:: Exercise description ::
Extract all lines that hold "файла" from the records below.

Start of Records supplied

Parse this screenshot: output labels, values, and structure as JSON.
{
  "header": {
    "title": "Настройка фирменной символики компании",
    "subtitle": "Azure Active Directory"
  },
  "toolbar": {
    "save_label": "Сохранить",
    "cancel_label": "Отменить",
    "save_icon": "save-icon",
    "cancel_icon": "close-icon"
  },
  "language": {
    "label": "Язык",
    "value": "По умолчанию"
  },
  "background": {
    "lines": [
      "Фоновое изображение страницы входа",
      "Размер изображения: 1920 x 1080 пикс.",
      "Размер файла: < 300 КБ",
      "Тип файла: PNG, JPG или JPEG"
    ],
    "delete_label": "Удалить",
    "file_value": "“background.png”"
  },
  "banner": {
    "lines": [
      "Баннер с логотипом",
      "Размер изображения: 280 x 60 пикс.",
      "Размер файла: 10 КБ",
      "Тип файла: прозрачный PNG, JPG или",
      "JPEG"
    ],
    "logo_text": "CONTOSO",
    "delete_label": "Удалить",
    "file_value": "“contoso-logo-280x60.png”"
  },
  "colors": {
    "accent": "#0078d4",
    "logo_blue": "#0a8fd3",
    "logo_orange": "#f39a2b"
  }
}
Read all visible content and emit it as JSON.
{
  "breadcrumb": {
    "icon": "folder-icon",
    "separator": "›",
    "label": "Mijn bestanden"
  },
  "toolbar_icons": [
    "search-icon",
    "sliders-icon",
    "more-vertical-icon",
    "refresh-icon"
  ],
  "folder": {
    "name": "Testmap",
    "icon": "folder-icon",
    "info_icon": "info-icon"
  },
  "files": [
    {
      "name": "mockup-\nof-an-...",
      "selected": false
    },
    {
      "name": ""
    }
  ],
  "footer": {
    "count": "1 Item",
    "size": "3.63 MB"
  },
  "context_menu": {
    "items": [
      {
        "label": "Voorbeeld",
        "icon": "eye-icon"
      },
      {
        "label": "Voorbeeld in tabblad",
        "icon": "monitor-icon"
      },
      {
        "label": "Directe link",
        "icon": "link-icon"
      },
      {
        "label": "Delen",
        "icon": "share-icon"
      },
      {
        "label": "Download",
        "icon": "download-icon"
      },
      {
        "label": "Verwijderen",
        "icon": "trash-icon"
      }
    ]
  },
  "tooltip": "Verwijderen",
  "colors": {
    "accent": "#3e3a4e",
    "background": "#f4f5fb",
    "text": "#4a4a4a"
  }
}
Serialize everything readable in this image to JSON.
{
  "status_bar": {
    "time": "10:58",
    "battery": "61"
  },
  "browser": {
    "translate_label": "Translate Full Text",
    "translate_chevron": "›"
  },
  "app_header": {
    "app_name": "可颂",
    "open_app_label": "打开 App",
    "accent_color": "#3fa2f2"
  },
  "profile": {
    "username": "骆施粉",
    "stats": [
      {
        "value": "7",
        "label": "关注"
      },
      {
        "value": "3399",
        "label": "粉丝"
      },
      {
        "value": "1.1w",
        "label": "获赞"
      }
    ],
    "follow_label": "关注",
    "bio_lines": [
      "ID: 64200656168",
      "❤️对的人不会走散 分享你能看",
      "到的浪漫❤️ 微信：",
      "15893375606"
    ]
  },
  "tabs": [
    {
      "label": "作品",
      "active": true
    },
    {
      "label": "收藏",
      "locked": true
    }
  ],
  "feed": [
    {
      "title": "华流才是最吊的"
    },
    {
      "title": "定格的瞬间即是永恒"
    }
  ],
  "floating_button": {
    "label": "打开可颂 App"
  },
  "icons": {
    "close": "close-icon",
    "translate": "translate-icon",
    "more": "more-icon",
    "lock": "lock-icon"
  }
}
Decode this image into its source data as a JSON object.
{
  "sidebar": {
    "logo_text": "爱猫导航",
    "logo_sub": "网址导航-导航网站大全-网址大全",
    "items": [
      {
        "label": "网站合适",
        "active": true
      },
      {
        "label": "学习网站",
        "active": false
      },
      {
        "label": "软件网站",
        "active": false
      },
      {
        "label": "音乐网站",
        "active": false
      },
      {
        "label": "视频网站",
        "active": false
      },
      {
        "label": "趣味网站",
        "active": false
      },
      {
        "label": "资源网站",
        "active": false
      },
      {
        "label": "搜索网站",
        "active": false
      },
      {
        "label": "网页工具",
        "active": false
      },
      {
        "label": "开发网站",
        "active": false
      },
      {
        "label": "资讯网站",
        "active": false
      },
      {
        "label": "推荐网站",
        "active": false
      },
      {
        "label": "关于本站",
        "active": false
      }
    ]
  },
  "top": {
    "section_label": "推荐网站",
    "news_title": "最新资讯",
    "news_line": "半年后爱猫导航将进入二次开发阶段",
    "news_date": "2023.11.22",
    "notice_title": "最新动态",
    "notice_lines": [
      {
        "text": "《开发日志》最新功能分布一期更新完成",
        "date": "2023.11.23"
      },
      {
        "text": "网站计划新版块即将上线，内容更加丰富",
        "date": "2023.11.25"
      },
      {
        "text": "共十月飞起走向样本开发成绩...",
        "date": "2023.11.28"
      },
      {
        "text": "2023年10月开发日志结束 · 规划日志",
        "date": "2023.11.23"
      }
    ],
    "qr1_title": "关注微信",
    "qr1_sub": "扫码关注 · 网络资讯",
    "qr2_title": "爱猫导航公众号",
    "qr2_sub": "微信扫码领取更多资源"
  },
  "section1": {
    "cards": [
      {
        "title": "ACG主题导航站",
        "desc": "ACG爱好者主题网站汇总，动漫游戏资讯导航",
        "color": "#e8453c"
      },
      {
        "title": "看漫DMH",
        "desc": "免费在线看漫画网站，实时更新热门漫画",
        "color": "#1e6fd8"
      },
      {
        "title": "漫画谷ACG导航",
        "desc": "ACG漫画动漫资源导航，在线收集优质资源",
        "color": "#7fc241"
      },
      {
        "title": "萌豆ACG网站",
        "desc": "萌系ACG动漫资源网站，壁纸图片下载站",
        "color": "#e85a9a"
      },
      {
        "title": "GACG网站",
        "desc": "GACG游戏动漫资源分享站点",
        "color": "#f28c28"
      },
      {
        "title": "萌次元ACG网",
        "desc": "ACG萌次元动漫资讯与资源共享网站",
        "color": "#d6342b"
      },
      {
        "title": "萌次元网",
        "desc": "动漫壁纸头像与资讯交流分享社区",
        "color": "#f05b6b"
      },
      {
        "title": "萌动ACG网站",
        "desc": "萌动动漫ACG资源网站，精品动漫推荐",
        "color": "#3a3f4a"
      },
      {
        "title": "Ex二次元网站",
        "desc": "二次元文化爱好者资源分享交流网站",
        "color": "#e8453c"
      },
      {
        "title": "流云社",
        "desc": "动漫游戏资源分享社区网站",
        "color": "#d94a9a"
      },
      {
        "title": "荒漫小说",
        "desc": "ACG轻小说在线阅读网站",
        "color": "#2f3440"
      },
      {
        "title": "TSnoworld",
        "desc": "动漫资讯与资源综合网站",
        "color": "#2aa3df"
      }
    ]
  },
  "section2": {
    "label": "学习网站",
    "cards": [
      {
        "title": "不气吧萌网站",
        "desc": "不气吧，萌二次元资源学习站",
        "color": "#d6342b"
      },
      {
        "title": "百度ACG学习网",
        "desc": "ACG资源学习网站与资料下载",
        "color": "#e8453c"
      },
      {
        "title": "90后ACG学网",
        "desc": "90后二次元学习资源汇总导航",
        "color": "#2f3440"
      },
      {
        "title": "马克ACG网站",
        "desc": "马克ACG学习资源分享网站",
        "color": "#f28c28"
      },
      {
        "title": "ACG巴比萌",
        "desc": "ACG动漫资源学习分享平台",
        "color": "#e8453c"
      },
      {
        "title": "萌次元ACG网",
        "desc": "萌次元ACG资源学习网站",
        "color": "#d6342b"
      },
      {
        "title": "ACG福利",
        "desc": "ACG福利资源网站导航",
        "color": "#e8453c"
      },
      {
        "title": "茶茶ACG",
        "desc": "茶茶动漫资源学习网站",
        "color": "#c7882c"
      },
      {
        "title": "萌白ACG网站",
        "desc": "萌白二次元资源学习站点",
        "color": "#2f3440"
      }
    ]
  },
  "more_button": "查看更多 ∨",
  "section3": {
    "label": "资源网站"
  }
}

End of Records supplied

:: Response to the exercise ::
      "Размер файла: < 300 КБ",
      "Тип файла: PNG, JPG или JPEG"
      "Размер файла: 10 КБ",
      "Тип файла: прозрачный PNG, JPG или",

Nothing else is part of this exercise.